Records that describe figures
--
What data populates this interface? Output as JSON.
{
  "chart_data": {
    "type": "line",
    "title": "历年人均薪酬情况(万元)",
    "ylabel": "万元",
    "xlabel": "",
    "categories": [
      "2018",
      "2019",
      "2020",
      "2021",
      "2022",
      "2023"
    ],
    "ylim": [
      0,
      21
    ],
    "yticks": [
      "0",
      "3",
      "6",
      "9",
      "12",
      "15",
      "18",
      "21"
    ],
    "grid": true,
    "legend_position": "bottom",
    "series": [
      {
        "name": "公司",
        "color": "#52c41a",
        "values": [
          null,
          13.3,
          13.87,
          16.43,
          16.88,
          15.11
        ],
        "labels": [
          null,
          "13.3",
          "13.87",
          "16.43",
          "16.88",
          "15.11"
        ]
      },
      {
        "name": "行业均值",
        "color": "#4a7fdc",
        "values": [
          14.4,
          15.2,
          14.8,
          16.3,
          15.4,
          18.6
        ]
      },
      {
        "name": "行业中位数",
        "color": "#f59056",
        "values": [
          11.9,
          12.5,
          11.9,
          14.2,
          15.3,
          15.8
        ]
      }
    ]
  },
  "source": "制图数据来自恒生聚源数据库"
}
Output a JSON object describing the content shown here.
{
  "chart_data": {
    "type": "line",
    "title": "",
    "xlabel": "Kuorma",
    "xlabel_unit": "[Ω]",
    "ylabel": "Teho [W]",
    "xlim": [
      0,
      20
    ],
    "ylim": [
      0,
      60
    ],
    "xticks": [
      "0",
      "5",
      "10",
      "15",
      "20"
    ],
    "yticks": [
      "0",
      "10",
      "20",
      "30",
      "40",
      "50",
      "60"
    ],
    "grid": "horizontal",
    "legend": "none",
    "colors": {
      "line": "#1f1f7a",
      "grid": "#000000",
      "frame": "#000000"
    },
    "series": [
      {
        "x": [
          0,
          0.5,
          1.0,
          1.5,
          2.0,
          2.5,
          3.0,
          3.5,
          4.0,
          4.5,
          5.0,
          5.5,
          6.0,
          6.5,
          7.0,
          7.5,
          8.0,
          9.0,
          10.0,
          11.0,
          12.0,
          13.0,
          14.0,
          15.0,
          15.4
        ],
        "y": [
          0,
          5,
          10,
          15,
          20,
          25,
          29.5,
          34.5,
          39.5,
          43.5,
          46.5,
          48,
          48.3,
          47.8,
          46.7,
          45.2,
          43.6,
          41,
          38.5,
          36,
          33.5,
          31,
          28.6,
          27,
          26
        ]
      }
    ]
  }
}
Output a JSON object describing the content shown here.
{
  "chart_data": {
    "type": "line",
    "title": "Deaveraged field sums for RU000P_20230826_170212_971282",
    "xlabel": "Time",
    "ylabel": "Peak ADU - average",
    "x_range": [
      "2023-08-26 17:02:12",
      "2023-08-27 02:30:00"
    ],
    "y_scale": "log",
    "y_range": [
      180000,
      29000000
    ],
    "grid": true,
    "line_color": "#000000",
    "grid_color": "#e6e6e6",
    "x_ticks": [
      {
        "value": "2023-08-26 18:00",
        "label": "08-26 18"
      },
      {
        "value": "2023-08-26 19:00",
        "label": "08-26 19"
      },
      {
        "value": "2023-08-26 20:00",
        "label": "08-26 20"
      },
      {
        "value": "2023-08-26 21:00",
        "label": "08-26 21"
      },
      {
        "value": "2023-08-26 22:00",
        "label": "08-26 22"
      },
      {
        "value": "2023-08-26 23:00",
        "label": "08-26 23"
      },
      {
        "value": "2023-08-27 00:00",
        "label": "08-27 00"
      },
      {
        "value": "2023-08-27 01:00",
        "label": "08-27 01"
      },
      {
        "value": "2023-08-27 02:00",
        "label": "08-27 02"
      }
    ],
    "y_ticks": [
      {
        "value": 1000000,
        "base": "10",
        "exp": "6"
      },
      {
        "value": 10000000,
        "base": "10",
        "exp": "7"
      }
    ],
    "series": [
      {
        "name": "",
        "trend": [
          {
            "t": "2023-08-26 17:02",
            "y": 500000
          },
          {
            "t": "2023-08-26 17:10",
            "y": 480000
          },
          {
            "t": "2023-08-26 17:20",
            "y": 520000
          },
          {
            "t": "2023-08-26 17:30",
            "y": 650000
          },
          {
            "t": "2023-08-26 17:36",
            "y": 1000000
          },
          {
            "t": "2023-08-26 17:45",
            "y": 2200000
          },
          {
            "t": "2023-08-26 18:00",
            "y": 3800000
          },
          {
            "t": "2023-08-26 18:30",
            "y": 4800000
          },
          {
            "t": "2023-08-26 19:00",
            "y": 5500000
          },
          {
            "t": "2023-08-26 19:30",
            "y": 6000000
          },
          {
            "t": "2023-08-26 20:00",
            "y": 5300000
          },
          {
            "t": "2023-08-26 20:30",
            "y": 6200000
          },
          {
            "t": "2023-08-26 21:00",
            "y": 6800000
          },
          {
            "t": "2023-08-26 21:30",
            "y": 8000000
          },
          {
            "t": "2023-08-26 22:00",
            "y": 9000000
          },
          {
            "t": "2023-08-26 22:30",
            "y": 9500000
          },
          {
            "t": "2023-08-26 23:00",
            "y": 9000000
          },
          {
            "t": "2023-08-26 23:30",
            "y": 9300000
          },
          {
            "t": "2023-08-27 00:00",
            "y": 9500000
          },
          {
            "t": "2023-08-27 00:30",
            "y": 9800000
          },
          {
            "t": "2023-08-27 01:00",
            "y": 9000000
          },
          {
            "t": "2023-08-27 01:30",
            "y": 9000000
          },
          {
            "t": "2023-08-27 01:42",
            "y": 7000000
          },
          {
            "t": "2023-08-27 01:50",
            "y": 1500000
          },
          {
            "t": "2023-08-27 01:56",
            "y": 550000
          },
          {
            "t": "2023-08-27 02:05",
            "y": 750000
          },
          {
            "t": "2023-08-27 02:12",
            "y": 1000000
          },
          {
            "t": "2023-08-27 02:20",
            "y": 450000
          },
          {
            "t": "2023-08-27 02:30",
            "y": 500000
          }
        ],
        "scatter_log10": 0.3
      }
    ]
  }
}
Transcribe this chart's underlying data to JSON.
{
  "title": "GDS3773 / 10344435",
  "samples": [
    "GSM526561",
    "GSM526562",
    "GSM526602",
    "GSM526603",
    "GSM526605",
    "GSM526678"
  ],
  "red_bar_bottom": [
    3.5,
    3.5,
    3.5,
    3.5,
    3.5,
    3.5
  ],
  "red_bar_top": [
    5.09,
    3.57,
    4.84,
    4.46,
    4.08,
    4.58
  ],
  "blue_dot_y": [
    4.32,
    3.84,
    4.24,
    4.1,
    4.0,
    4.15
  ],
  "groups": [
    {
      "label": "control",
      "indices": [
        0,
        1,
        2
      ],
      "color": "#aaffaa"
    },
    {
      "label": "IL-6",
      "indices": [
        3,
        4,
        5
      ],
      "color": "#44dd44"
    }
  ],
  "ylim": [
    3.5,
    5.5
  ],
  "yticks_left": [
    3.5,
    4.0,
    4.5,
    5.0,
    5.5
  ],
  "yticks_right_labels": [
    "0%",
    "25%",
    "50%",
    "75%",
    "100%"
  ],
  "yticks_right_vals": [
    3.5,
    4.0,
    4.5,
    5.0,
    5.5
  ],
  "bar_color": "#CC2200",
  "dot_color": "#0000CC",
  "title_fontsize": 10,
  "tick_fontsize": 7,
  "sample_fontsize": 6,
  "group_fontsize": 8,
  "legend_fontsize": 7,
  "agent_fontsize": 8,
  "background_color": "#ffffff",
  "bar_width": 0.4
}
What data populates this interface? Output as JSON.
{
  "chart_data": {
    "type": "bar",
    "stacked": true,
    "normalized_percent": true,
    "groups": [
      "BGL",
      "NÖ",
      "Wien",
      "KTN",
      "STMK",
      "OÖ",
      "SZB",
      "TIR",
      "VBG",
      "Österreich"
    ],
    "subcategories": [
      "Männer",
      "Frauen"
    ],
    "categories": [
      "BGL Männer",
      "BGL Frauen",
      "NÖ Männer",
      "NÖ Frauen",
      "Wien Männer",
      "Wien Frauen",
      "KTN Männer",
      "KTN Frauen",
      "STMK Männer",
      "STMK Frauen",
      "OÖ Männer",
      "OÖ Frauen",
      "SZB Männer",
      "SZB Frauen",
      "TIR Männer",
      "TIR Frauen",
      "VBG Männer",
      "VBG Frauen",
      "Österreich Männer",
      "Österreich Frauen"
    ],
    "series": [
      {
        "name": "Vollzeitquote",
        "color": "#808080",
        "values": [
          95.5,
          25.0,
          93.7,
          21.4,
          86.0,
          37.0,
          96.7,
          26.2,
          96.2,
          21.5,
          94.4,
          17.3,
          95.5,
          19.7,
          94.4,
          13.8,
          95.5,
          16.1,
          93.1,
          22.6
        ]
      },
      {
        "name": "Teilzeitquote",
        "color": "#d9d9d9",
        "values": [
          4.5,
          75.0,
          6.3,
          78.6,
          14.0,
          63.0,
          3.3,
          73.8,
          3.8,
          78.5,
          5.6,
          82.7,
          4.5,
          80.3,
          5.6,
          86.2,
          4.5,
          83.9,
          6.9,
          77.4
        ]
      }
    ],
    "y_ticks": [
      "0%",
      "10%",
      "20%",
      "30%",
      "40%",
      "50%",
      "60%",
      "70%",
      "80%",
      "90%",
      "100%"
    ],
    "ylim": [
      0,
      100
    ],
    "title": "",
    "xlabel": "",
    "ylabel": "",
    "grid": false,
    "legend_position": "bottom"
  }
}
--
#### [GIVEN PROBLEM]
Read the data above and pull out each line that holds the string "Männer".

#### [ANSWER FOR THE TASK]
      "Männer",
      "BGL Männer",
      "NÖ Männer",
      "Wien Männer",
      "KTN Männer",
      "STMK Männer",
      "OÖ Männer",
      "SZB Männer",
      "TIR Männer",
      "VBG Männer",
      "Österreich Männer",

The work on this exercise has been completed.